Your objective: All the data should come back exactly as it was given.

>> BEGIN The data

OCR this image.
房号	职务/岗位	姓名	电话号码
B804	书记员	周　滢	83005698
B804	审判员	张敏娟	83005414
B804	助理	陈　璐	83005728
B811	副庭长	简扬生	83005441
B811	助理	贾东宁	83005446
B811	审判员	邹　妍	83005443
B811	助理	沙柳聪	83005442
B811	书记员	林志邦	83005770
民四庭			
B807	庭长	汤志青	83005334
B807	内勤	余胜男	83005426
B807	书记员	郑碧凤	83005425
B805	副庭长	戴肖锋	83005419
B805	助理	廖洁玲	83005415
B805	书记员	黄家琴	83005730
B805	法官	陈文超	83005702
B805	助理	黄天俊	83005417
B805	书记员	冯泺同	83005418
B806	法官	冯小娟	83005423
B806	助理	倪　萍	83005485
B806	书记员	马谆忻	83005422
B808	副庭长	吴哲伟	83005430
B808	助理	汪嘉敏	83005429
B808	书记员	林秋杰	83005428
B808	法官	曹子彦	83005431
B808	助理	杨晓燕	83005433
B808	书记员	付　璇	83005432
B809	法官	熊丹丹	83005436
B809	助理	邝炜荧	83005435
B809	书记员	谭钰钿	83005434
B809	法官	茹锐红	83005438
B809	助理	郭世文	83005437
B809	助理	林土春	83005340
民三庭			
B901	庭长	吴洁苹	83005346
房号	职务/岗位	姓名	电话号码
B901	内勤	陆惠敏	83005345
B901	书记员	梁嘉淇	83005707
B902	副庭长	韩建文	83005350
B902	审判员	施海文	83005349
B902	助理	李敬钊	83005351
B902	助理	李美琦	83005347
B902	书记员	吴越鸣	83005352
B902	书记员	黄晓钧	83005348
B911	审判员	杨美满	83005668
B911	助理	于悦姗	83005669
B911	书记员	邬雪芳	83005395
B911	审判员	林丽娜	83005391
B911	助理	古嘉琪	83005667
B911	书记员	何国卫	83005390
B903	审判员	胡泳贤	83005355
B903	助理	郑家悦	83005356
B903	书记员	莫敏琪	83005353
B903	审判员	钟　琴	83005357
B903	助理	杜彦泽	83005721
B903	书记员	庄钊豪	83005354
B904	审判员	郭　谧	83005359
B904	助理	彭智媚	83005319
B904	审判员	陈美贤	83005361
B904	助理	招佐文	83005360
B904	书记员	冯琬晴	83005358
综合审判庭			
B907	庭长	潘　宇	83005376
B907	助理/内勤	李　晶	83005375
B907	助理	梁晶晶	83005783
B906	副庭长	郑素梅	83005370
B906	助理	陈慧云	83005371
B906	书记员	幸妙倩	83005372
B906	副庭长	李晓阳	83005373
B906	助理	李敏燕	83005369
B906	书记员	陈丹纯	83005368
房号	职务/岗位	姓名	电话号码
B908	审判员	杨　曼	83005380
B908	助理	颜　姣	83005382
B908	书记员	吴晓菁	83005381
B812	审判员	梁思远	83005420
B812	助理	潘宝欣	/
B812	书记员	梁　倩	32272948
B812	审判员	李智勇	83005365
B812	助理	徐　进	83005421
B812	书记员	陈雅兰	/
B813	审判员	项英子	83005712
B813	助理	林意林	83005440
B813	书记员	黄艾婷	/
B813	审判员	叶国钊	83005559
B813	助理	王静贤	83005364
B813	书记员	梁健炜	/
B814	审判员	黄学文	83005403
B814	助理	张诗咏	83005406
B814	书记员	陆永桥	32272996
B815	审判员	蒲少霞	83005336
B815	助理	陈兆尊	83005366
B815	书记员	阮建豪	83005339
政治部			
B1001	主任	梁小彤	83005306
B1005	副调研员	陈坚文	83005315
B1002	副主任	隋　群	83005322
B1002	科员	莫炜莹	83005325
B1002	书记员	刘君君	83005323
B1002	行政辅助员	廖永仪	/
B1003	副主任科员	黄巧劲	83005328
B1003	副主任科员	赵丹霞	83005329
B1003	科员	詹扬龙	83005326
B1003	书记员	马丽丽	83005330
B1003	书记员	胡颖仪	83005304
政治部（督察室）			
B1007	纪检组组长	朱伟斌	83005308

>> END The data

Final result:
OCR this image.
房号	职务/岗位	姓名	电话号码
B804	书记员	周　滢	83005698
B804	审判员	张敏娟	83005414
B804	助理	陈　璐	83005728
B811	副庭长	简扬生	83005441
B811	助理	贾东宁	83005446
B811	审判员	邹　妍	83005443
B811	助理	沙柳聪	83005442
B811	书记员	林志邦	83005770
民四庭			
B807	庭长	汤志青	83005334
B807	内勤	余胜男	83005426
B807	书记员	郑碧凤	83005425
B805	副庭长	戴肖锋	83005419
B805	助理	廖洁玲	83005415
B805	书记员	黄家琴	83005730
B805	法官	陈文超	83005702
B805	助理	黄天俊	83005417
B805	书记员	冯泺同	83005418
B806	法官	冯小娟	83005423
B806	助理	倪　萍	83005485
B806	书记员	马谆忻	83005422
B808	副庭长	吴哲伟	83005430
B808	助理	汪嘉敏	83005429
B808	书记员	林秋杰	83005428
B808	法官	曹子彦	83005431
B808	助理	杨晓燕	83005433
B808	书记员	付　璇	83005432
B809	法官	熊丹丹	83005436
B809	助理	邝炜荧	83005435
B809	书记员	谭钰钿	83005434
B809	法官	茹锐红	83005438
B809	助理	郭世文	83005437
B809	助理	林土春	83005340
民三庭			
B901	庭长	吴洁苹	83005346
房号	职务/岗位	姓名	电话号码
B901	内勤	陆惠敏	83005345
B901	书记员	梁嘉淇	83005707
B902	副庭长	韩建文	83005350
B902	审判员	施海文	83005349
B902	助理	李敬钊	83005351
B902	助理	李美琦	83005347
B902	书记员	吴越鸣	83005352
B902	书记员	黄晓钧	83005348
B911	审判员	杨美满	83005668
B911	助理	于悦姗	83005669
B911	书记员	邬雪芳	83005395
B911	审判员	林丽娜	83005391
B911	助理	古嘉琪	83005667
B911	书记员	何国卫	83005390
B903	审判员	胡泳贤	83005355
B903	助理	郑家悦	83005356
B903	书记员	莫敏琪	83005353
B903	审判员	钟　琴	83005357
B903	助理	杜彦泽	83005721
B903	书记员	庄钊豪	83005354
B904	审判员	郭　谧	83005359
B904	助理	彭智媚	83005319
B904	审判员	陈美贤	83005361
B904	助理	招佐文	83005360
B904	书记员	冯琬晴	83005358
综合审判庭			
B907	庭长	潘　宇	83005376
B907	助理/内勤	李　晶	83005375
B907	助理	梁晶晶	83005783
B906	副庭长	郑素梅	83005370
B906	助理	陈慧云	83005371
B906	书记员	幸妙倩	83005372
B906	副庭长	李晓阳	83005373
B906	助理	李敏燕	83005369
B906	书记员	陈丹纯	83005368
房号	职务/岗位	姓名	电话号码
B908	审判员	杨　曼	83005380
B908	助理	颜　姣	83005382
B908	书记员	吴晓菁	83005381
B812	审判员	梁思远	83005420
B812	助理	潘宝欣	/
B812	书记员	梁　倩	32272948
B812	审判员	李智勇	83005365
B812	助理	徐　进	83005421
B812	书记员	陈雅兰	/
B813	审判员	项英子	83005712
B813	助理	林意林	83005440
B813	书记员	黄艾婷	/
B813	审判员	叶国钊	83005559
B813	助理	王静贤	83005364
B813	书记员	梁健炜	/
B814	审判员	黄学文	83005403
B814	助理	张诗咏	83005406
B814	书记员	陆永桥	32272996
B815	审判员	蒲少霞	83005336
B815	助理	陈兆尊	83005366
B815	书记员	阮建豪	83005339
政治部			
B1001	主任	梁小彤	83005306
B1005	副调研员	陈坚文	83005315
B1002	副主任	隋　群	83005322
B1002	科员	莫炜莹	83005325
B1002	书记员	刘君君	83005323
B1002	行政辅助员	廖永仪	/
B1003	副主任科员	黄巧劲	83005328
B1003	副主任科员	赵丹霞	83005329
B1003	科员	詹扬龙	83005326
B1003	书记员	马丽丽	83005330
B1003	书记员	胡颖仪	83005304
政治部（督察室）			
B1007	纪检组组长	朱伟斌	83005308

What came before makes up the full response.